Data entries:
'''
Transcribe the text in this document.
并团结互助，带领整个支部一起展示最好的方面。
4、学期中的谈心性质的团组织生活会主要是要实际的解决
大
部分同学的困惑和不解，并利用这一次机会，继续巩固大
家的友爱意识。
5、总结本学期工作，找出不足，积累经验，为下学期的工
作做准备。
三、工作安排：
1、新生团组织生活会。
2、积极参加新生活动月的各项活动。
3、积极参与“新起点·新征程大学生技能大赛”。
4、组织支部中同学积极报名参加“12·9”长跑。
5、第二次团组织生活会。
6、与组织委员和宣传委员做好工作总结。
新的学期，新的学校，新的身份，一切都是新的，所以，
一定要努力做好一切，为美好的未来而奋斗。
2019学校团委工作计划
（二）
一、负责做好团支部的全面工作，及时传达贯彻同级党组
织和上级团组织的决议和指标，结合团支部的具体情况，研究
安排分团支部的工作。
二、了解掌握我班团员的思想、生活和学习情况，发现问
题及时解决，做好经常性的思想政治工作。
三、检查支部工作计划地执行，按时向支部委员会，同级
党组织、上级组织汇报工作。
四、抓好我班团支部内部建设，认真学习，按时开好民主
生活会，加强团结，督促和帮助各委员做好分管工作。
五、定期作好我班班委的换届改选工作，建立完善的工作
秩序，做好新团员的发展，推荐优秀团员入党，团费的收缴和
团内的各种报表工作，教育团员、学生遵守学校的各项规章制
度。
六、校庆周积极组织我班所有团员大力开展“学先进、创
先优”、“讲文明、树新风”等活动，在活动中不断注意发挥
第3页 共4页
'''
Aim of the task: Extract every record. Keep wording exact.

Exercise answer:
Transcribe the text in this document.
并团结互助，带领整个支部一起展示最好的方面。
4、学期中的谈心性质的团组织生活会主要是要实际的解决
大
部分同学的困惑和不解，并利用这一次机会，继续巩固大
家的友爱意识。
5、总结本学期工作，找出不足，积累经验，为下学期的工
作做准备。
三、工作安排：
1、新生团组织生活会。
2、积极参加新生活动月的各项活动。
3、积极参与“新起点·新征程大学生技能大赛”。
4、组织支部中同学积极报名参加“12·9”长跑。
5、第二次团组织生活会。
6、与组织委员和宣传委员做好工作总结。
新的学期，新的学校，新的身份，一切都是新的，所以，
一定要努力做好一切，为美好的未来而奋斗。
2019学校团委工作计划
（二）
一、负责做好团支部的全面工作，及时传达贯彻同级党组
织和上级团组织的决议和指标，结合团支部的具体情况，研究
安排分团支部的工作。
二、了解掌握我班团员的思想、生活和学习情况，发现问
题及时解决，做好经常性的思想政治工作。
三、检查支部工作计划地执行，按时向支部委员会，同级
党组织、上级组织汇报工作。
四、抓好我班团支部内部建设，认真学习，按时开好民主
生活会，加强团结，督促和帮助各委员做好分管工作。
五、定期作好我班班委的换届改选工作，建立完善的工作
秩序，做好新团员的发展，推荐优秀团员入党，团费的收缴和
团内的各种报表工作，教育团员、学生遵守学校的各项规章制
度。
六、校庆周积极组织我班所有团员大力开展“学先进、创
先优”、“讲文明、树新风”等活动，在活动中不断注意发挥
第3页 共4页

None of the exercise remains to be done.